>> begin DATA PROVIDED

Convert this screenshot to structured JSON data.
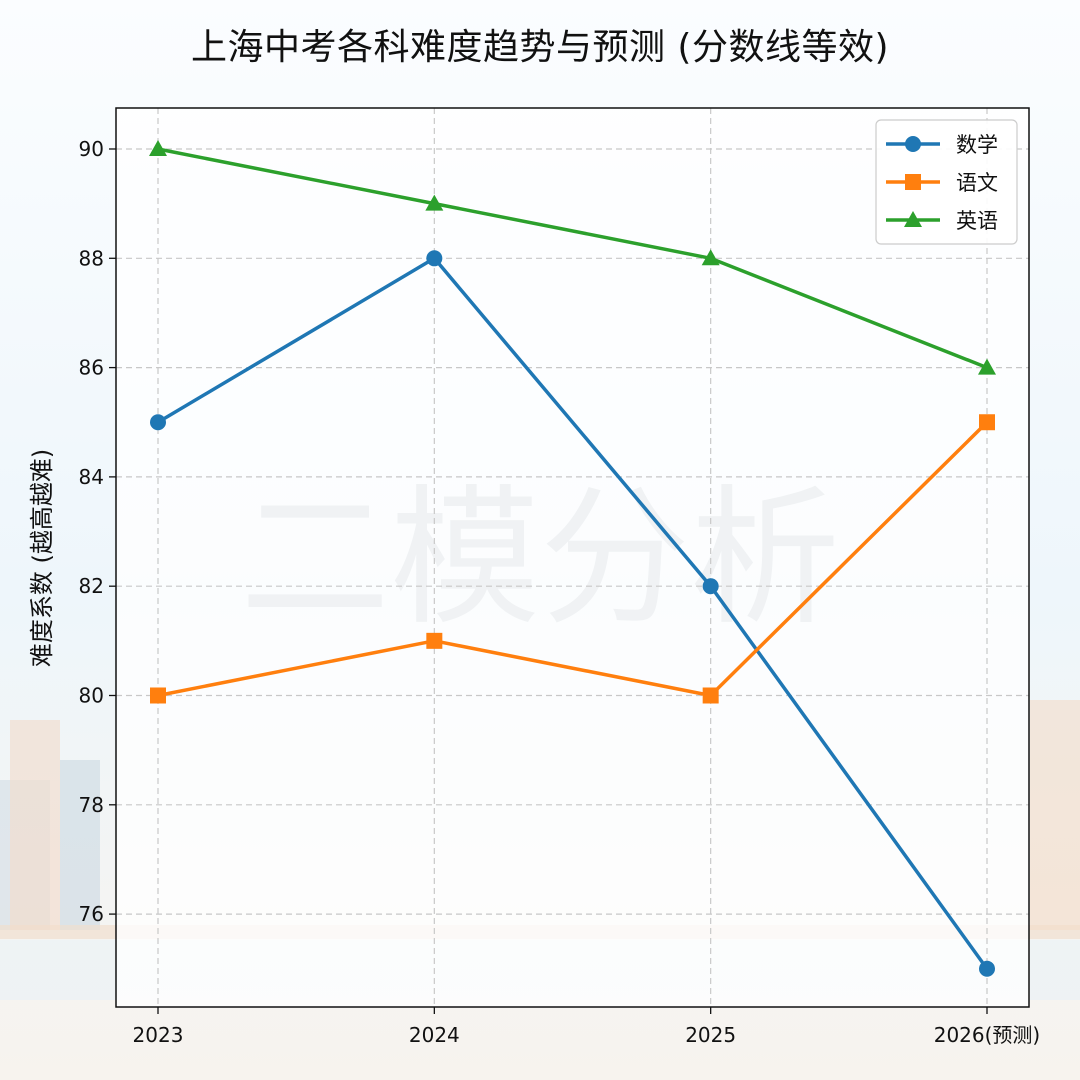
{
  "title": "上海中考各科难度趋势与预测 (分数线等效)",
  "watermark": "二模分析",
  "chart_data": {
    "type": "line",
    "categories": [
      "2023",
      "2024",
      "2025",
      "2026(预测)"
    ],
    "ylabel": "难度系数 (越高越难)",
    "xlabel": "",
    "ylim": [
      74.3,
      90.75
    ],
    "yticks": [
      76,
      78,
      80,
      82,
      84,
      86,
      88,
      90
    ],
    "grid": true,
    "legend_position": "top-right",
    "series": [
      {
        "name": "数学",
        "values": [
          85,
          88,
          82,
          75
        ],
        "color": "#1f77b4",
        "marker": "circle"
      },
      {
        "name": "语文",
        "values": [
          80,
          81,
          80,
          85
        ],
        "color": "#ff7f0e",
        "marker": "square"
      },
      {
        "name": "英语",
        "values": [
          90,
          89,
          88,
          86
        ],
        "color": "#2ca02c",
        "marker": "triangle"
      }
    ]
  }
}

>> end DATA PROVIDED

Replicate the material above verbatim; images stay out of the copy.

§ COMPLETED EXERCISE:
Convert this screenshot to structured JSON data.
{
  "title": "上海中考各科难度趋势与预测 (分数线等效)",
  "watermark": "二模分析",
  "chart_data": {
    "type": "line",
    "categories": [
      "2023",
      "2024",
      "2025",
      "2026(预测)"
    ],
    "ylabel": "难度系数 (越高越难)",
    "xlabel": "",
    "ylim": [
      74.3,
      90.75
    ],
    "yticks": [
      76,
      78,
      80,
      82,
      84,
      86,
      88,
      90
    ],
    "grid": true,
    "legend_position": "top-right",
    "series": [
      {
        "name": "数学",
        "values": [
          85,
          88,
          82,
          75
        ],
        "color": "#1f77b4",
        "marker": "circle"
      },
      {
        "name": "语文",
        "values": [
          80,
          81,
          80,
          85
        ],
        "color": "#ff7f0e",
        "marker": "square"
      },
      {
        "name": "英语",
        "values": [
          90,
          89,
          88,
          86
        ],
        "color": "#2ca02c",
        "marker": "triangle"
      }
    ]
  }
}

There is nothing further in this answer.